SHORT PROBLEM — Express the records from the first line through the line containing "big-stat: 1 in 2 <box>126 218 274 272</box>" as a numbered list, leaving out any blank lines.

DATASET RECORDS —
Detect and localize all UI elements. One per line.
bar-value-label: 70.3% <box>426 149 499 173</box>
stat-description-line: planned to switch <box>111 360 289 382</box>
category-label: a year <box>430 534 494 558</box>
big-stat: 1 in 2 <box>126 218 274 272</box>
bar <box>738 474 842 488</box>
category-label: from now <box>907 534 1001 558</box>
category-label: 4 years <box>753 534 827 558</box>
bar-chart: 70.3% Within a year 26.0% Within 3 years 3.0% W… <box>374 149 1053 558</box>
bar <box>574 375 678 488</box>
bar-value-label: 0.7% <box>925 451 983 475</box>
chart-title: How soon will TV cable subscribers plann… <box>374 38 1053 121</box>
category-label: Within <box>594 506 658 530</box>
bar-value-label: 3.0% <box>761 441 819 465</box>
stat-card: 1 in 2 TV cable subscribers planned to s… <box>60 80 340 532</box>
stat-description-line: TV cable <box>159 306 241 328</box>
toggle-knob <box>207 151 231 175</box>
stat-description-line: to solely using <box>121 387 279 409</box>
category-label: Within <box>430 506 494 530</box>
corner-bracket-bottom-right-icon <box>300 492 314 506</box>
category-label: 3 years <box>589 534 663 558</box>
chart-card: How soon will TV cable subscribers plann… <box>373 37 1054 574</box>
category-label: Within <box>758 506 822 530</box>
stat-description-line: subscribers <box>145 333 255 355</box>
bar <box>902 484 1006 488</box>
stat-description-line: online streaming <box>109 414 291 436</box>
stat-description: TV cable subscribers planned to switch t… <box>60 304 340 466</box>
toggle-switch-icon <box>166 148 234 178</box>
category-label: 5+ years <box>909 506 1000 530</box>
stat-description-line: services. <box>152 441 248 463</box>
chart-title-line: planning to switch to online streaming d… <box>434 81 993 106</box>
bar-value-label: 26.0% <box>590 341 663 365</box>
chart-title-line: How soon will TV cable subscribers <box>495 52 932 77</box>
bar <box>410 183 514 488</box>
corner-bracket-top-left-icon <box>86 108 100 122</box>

CORRECT ANSWER —
1. Detect and localize all UI elements. One per line.
2. bar-value-label: 70.3% <box>426 149 499 173</box>
3. stat-description-line: planned to switch <box>111 360 289 382</box>
4. category-label: a year <box>430 534 494 558</box>
5. big-stat: 1 in 2 <box>126 218 274 272</box>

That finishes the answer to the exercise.